Written instruction -
Please write out the complete listing that follows, exactly as it reads.

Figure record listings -
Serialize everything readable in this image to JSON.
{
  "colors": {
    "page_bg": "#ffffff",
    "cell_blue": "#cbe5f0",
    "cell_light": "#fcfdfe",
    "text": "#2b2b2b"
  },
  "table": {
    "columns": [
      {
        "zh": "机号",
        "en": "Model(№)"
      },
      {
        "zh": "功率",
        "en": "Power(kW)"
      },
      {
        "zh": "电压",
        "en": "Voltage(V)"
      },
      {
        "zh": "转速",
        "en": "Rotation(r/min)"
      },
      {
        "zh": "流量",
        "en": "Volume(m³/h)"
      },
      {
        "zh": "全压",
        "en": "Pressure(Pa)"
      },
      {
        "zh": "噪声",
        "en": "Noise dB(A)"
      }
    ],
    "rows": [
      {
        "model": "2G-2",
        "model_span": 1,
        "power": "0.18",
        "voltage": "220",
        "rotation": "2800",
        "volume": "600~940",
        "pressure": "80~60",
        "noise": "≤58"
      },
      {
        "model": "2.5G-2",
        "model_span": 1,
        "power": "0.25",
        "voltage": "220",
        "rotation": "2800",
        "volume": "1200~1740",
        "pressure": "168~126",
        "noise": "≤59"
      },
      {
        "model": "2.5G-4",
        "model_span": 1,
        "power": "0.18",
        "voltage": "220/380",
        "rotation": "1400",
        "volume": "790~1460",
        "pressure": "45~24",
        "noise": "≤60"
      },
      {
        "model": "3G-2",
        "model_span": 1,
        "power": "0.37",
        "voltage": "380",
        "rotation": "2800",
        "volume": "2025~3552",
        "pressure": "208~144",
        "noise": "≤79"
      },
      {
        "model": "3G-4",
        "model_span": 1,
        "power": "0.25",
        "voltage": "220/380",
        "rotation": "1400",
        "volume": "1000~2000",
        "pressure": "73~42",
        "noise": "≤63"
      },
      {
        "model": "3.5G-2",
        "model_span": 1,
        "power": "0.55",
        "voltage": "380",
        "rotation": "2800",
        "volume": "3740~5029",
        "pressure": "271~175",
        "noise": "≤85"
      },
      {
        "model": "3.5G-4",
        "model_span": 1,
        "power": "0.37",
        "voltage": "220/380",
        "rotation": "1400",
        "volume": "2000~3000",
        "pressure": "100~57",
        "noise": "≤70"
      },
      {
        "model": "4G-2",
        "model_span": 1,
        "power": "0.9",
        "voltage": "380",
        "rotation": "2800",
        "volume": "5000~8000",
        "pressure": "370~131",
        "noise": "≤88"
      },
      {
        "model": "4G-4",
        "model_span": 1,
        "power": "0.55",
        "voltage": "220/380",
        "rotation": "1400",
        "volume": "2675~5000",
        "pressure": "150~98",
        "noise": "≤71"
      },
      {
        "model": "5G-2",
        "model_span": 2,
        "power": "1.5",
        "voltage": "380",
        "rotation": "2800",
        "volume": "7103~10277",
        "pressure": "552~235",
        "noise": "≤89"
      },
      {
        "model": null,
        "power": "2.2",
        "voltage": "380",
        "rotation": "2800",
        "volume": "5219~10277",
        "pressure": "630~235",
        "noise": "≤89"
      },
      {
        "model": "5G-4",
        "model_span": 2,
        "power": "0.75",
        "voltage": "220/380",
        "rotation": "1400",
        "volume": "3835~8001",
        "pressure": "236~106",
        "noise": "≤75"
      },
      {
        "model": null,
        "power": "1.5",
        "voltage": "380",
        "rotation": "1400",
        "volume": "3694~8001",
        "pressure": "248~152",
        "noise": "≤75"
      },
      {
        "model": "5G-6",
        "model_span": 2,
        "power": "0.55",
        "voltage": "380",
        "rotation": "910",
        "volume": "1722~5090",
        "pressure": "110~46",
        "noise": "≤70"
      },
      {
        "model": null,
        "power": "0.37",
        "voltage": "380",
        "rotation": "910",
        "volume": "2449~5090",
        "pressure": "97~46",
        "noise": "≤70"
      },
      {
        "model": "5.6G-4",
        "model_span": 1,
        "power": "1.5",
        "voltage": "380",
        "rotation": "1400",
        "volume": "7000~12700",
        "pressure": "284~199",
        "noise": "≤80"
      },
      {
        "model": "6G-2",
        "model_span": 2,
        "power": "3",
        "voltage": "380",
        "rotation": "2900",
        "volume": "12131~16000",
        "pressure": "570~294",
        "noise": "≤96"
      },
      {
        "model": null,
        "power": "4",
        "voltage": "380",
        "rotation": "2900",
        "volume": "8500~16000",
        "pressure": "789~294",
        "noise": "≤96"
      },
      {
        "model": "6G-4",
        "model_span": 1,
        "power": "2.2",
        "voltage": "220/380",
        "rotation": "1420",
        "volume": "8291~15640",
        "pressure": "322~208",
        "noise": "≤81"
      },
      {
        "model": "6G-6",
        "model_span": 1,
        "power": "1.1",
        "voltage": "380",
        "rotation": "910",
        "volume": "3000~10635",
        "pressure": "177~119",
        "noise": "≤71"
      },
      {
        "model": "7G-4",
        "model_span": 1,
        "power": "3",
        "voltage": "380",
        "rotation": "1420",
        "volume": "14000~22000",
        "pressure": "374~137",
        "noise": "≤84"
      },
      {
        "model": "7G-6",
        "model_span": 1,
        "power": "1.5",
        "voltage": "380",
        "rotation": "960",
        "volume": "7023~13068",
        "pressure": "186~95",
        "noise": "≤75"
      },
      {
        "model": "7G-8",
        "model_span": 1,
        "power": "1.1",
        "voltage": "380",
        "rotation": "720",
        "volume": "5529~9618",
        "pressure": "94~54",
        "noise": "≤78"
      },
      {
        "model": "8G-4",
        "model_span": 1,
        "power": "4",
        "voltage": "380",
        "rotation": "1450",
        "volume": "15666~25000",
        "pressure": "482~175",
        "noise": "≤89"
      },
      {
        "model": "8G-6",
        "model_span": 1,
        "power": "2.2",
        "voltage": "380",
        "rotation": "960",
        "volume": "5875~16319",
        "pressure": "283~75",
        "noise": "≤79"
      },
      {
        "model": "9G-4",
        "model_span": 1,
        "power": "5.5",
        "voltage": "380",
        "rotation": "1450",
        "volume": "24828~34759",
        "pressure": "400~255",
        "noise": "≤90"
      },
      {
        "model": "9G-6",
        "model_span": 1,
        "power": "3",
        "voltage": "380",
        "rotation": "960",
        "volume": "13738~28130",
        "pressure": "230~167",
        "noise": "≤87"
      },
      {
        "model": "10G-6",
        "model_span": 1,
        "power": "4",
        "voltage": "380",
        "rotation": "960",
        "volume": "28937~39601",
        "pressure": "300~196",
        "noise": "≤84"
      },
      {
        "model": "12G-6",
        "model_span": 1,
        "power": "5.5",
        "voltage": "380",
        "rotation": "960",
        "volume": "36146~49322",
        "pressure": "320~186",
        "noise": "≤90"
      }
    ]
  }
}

Exercise answer -
Serialize everything readable in this image to JSON.
{
  "colors": {
    "page_bg": "#ffffff",
    "cell_blue": "#cbe5f0",
    "cell_light": "#fcfdfe",
    "text": "#2b2b2b"
  },
  "table": {
    "columns": [
      {
        "zh": "机号",
        "en": "Model(№)"
      },
      {
        "zh": "功率",
        "en": "Power(kW)"
      },
      {
        "zh": "电压",
        "en": "Voltage(V)"
      },
      {
        "zh": "转速",
        "en": "Rotation(r/min)"
      },
      {
        "zh": "流量",
        "en": "Volume(m³/h)"
      },
      {
        "zh": "全压",
        "en": "Pressure(Pa)"
      },
      {
        "zh": "噪声",
        "en": "Noise dB(A)"
      }
    ],
    "rows": [
      {
        "model": "2G-2",
        "model_span": 1,
        "power": "0.18",
        "voltage": "220",
        "rotation": "2800",
        "volume": "600~940",
        "pressure": "80~60",
        "noise": "≤58"
      },
      {
        "model": "2.5G-2",
        "model_span": 1,
        "power": "0.25",
        "voltage": "220",
        "rotation": "2800",
        "volume": "1200~1740",
        "pressure": "168~126",
        "noise": "≤59"
      },
      {
        "model": "2.5G-4",
        "model_span": 1,
        "power": "0.18",
        "voltage": "220/380",
        "rotation": "1400",
        "volume": "790~1460",
        "pressure": "45~24",
        "noise": "≤60"
      },
      {
        "model": "3G-2",
        "model_span": 1,
        "power": "0.37",
        "voltage": "380",
        "rotation": "2800",
        "volume": "2025~3552",
        "pressure": "208~144",
        "noise": "≤79"
      },
      {
        "model": "3G-4",
        "model_span": 1,
        "power": "0.25",
        "voltage": "220/380",
        "rotation": "1400",
        "volume": "1000~2000",
        "pressure": "73~42",
        "noise": "≤63"
      },
      {
        "model": "3.5G-2",
        "model_span": 1,
        "power": "0.55",
        "voltage": "380",
        "rotation": "2800",
        "volume": "3740~5029",
        "pressure": "271~175",
        "noise": "≤85"
      },
      {
        "model": "3.5G-4",
        "model_span": 1,
        "power": "0.37",
        "voltage": "220/380",
        "rotation": "1400",
        "volume": "2000~3000",
        "pressure": "100~57",
        "noise": "≤70"
      },
      {
        "model": "4G-2",
        "model_span": 1,
        "power": "0.9",
        "voltage": "380",
        "rotation": "2800",
        "volume": "5000~8000",
        "pressure": "370~131",
        "noise": "≤88"
      },
      {
        "model": "4G-4",
        "model_span": 1,
        "power": "0.55",
        "voltage": "220/380",
        "rotation": "1400",
        "volume": "2675~5000",
        "pressure": "150~98",
        "noise": "≤71"
      },
      {
        "model": "5G-2",
        "model_span": 2,
        "power": "1.5",
        "voltage": "380",
        "rotation": "2800",
        "volume": "7103~10277",
        "pressure": "552~235",
        "noise": "≤89"
      },
      {
        "model": null,
        "power": "2.2",
        "voltage": "380",
        "rotation": "2800",
        "volume": "5219~10277",
        "pressure": "630~235",
        "noise": "≤89"
      },
      {
        "model": "5G-4",
        "model_span": 2,
        "power": "0.75",
        "voltage": "220/380",
        "rotation": "1400",
        "volume": "3835~8001",
        "pressure": "236~106",
        "noise": "≤75"
      },
      {
        "model": null,
        "power": "1.5",
        "voltage": "380",
        "rotation": "1400",
        "volume": "3694~8001",
        "pressure": "248~152",
        "noise": "≤75"
      },
      {
        "model": "5G-6",
        "model_span": 2,
        "power": "0.55",
        "voltage": "380",
        "rotation": "910",
        "volume": "1722~5090",
        "pressure": "110~46",
        "noise": "≤70"
      },
      {
        "model": null,
        "power": "0.37",
        "voltage": "380",
        "rotation": "910",
        "volume": "2449~5090",
        "pressure": "97~46",
        "noise": "≤70"
      },
      {
        "model": "5.6G-4",
        "model_span": 1,
        "power": "1.5",
        "voltage": "380",
        "rotation": "1400",
        "volume": "7000~12700",
        "pressure": "284~199",
        "noise": "≤80"
      },
      {
        "model": "6G-2",
        "model_span": 2,
        "power": "3",
        "voltage": "380",
        "rotation": "2900",
        "volume": "12131~16000",
        "pressure": "570~294",
        "noise": "≤96"
      },
      {
        "model": null,
        "power": "4",
        "voltage": "380",
        "rotation": "2900",
        "volume": "8500~16000",
        "pressure": "789~294",
        "noise": "≤96"
      },
      {
        "model": "6G-4",
        "model_span": 1,
        "power": "2.2",
        "voltage": "220/380",
        "rotation": "1420",
        "volume": "8291~15640",
        "pressure": "322~208",
        "noise": "≤81"
      },
      {
        "model": "6G-6",
        "model_span": 1,
        "power": "1.1",
        "voltage": "380",
        "rotation": "910",
        "volume": "3000~10635",
        "pressure": "177~119",
        "noise": "≤71"
      },
      {
        "model": "7G-4",
        "model_span": 1,
        "power": "3",
        "voltage": "380",
        "rotation": "1420",
        "volume": "14000~22000",
        "pressure": "374~137",
        "noise": "≤84"
      },
      {
        "model": "7G-6",
        "model_span": 1,
        "power": "1.5",
        "voltage": "380",
        "rotation": "960",
        "volume": "7023~13068",
        "pressure": "186~95",
        "noise": "≤75"
      },
      {
        "model": "7G-8",
        "model_span": 1,
        "power": "1.1",
        "voltage": "380",
        "rotation": "720",
        "volume": "5529~9618",
        "pressure": "94~54",
        "noise": "≤78"
      },
      {
        "model": "8G-4",
        "model_span": 1,
        "power": "4",
        "voltage": "380",
        "rotation": "1450",
        "volume": "15666~25000",
        "pressure": "482~175",
        "noise": "≤89"
      },
      {
        "model": "8G-6",
        "model_span": 1,
        "power": "2.2",
        "voltage": "380",
        "rotation": "960",
        "volume": "5875~16319",
        "pressure": "283~75",
        "noise": "≤79"
      },
      {
        "model": "9G-4",
        "model_span": 1,
        "power": "5.5",
        "voltage": "380",
        "rotation": "1450",
        "volume": "24828~34759",
        "pressure": "400~255",
        "noise": "≤90"
      },
      {
        "model": "9G-6",
        "model_span": 1,
        "power": "3",
        "voltage": "380",
        "rotation": "960",
        "volume": "13738~28130",
        "pressure": "230~167",
        "noise": "≤87"
      },
      {
        "model": "10G-6",
        "model_span": 1,
        "power": "4",
        "voltage": "380",
        "rotation": "960",
        "volume": "28937~39601",
        "pressure": "300~196",
        "noise": "≤84"
      },
      {
        "model": "12G-6",
        "model_span": 1,
        "power": "5.5",
        "voltage": "380",
        "rotation": "960",
        "volume": "36146~49322",
        "pressure": "320~186",
        "noise": "≤90"
      }
    ]
  }
}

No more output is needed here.